_ROWS_
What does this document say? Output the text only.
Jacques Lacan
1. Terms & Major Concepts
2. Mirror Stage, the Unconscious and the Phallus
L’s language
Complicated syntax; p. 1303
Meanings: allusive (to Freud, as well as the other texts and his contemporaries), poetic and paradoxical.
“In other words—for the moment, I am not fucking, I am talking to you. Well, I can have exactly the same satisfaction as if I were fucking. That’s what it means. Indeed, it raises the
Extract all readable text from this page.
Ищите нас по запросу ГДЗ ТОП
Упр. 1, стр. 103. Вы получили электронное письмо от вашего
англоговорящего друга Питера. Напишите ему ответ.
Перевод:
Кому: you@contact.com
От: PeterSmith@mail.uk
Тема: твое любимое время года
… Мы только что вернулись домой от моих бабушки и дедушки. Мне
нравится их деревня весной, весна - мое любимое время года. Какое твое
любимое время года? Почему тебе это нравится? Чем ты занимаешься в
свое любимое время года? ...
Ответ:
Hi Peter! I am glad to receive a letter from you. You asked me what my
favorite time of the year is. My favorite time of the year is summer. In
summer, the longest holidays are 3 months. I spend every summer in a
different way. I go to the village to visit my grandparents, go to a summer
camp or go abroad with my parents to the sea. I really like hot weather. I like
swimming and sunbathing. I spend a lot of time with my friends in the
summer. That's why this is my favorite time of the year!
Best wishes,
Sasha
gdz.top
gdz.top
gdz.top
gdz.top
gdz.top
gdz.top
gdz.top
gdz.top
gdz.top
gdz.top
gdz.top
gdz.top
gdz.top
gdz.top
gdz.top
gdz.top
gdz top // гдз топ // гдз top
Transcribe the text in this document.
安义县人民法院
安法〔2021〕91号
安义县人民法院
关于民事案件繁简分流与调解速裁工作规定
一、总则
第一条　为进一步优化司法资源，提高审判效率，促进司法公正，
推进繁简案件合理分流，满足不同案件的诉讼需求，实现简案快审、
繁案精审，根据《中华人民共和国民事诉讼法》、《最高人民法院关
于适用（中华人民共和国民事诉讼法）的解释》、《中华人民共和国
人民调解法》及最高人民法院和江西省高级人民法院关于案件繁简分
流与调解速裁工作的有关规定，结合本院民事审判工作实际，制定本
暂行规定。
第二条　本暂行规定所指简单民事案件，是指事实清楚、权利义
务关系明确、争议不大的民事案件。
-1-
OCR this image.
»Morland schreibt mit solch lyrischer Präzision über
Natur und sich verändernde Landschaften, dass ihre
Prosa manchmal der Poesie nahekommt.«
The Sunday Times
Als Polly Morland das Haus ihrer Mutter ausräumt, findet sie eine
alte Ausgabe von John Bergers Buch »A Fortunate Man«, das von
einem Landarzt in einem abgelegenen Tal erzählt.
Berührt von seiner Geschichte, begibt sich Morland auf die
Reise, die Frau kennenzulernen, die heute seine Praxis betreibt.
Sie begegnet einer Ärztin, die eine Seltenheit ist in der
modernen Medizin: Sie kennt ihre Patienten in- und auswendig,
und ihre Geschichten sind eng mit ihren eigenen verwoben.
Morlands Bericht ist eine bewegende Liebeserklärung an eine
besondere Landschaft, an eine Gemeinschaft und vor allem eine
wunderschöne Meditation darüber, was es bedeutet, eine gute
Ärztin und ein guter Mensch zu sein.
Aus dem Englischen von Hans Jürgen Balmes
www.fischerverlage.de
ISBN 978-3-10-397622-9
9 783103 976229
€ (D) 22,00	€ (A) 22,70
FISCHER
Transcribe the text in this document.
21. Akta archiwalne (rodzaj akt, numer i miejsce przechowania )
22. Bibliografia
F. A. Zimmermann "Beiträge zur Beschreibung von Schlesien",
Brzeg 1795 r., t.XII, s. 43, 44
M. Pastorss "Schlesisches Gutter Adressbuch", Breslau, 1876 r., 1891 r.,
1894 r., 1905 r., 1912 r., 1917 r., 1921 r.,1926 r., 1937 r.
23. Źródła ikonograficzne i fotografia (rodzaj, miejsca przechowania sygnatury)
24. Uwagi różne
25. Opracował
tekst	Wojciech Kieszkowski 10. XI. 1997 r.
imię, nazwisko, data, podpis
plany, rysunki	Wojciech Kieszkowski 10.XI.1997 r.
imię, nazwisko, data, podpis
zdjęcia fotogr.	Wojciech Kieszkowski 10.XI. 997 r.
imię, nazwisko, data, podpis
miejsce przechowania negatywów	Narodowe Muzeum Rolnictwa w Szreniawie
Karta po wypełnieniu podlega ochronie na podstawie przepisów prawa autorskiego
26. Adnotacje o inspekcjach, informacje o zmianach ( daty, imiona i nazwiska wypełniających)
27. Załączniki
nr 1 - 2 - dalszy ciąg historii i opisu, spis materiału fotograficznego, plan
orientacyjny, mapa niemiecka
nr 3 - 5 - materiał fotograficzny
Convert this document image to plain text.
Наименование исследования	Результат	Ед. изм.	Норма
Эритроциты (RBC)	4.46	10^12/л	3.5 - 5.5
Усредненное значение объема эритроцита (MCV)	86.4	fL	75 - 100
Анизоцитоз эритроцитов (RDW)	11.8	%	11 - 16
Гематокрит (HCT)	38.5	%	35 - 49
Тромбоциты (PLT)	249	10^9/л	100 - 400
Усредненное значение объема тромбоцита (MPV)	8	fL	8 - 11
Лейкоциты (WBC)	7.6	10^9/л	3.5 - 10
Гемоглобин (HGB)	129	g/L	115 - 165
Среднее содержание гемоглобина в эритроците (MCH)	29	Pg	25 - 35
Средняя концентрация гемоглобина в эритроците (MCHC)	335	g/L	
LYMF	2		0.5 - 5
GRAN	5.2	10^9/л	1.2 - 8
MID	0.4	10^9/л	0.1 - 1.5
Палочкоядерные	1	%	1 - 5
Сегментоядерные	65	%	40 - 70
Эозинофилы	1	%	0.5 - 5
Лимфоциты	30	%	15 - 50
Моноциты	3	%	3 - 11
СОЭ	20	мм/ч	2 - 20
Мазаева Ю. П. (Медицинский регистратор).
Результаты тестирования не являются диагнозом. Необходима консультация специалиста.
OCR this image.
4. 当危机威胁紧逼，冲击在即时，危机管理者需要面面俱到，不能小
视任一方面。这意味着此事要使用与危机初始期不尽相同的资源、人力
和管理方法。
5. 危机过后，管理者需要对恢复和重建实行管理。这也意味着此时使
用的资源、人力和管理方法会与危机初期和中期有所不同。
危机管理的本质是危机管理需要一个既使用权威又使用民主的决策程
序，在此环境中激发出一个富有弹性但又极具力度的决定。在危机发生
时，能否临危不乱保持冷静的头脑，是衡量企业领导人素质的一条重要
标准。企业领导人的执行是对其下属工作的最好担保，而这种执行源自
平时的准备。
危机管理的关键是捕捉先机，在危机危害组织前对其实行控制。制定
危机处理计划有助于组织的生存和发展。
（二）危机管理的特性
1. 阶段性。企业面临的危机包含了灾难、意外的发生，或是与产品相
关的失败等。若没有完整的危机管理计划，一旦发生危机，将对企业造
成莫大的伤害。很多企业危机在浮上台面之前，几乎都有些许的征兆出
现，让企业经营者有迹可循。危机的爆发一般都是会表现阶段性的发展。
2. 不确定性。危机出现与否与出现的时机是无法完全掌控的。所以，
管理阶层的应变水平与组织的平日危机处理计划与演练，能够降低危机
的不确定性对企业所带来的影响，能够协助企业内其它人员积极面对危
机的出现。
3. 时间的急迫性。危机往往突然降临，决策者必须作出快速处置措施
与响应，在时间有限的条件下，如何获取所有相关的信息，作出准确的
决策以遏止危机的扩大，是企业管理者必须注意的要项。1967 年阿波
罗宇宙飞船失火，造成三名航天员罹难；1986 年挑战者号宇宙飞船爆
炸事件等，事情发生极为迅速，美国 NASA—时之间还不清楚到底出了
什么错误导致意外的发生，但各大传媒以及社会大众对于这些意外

_WHAT TO DO_
Identify and list each line with the word "значение".

_CORRECT RESPONSE_
Усредненное значение объема эритроцита (MCV)	86.4	fL	75 - 100
Усредненное значение объема тромбоцита (MPV)	8	fL	8 - 11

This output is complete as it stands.